■ PROBLEM TO WORK ON ■
Pick out all lines in the listing holding the string "Wallpaper" and copy them.

■ MATERIAL TO PROCESS ■

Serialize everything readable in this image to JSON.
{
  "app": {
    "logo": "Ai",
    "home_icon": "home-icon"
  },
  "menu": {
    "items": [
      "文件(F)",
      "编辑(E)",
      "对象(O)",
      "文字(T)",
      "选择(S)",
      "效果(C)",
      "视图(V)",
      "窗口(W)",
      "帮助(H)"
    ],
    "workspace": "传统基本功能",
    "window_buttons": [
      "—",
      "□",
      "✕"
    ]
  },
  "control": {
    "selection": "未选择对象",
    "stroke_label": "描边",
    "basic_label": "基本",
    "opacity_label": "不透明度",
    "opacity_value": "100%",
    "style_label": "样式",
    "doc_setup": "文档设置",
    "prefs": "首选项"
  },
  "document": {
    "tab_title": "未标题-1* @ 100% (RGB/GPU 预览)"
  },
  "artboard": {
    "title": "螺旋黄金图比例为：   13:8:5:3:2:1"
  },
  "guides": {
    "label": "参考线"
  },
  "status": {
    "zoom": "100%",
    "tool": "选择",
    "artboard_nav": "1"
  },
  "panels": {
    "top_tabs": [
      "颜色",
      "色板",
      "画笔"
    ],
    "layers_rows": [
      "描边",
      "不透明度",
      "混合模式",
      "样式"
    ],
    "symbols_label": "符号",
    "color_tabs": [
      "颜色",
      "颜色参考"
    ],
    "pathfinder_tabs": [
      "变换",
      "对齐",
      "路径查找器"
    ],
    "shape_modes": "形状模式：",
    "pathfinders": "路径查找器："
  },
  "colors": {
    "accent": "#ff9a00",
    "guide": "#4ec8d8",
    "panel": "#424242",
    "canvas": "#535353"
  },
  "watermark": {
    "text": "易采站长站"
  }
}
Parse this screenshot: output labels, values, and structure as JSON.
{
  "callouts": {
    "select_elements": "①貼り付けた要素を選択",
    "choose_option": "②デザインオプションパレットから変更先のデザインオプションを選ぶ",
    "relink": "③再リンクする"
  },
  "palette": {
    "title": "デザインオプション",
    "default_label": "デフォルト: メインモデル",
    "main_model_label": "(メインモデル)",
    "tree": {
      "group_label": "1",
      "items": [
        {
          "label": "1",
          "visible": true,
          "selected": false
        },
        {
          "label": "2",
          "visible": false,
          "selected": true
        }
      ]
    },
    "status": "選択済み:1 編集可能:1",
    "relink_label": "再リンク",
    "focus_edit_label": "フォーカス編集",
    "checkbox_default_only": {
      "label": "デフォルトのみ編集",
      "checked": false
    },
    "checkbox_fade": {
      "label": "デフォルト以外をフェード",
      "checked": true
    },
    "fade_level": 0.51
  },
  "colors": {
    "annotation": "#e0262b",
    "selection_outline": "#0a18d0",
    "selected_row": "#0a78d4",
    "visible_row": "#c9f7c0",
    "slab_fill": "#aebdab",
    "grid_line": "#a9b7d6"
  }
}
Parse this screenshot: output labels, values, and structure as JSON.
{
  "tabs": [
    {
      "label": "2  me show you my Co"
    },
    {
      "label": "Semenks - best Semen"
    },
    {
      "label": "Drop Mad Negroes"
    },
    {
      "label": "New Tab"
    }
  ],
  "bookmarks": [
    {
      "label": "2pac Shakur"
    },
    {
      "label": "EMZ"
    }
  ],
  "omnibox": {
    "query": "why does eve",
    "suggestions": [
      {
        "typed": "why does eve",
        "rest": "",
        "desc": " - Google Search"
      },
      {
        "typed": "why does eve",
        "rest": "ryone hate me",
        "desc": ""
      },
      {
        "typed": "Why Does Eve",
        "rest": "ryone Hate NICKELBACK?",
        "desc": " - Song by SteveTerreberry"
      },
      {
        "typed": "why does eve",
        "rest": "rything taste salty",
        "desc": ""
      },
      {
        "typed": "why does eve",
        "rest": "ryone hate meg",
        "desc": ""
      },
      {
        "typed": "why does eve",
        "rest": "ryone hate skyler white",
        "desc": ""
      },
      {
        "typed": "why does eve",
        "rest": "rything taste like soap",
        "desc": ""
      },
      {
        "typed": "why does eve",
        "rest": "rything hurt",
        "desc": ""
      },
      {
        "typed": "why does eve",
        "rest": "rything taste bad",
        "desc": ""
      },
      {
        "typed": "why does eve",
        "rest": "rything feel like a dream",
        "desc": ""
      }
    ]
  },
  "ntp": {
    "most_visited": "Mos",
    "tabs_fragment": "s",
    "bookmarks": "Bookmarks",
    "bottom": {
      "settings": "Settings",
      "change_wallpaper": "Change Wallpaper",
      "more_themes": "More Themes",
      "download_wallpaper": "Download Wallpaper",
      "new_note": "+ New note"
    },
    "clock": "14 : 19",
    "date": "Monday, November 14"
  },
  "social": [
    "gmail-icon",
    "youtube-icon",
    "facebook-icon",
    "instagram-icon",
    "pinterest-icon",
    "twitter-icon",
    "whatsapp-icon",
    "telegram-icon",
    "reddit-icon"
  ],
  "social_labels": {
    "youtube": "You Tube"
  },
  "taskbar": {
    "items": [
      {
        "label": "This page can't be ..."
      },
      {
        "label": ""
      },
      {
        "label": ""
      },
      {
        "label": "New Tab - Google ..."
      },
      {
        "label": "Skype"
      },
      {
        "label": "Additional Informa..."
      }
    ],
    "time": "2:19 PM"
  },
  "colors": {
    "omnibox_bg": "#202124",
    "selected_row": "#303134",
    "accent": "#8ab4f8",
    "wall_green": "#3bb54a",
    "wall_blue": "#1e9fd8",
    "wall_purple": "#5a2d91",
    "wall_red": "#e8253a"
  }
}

■ FINAL RESULT ■
      "change_wallpaper": "Change Wallpaper",
      "download_wallpaper": "Download Wallpaper",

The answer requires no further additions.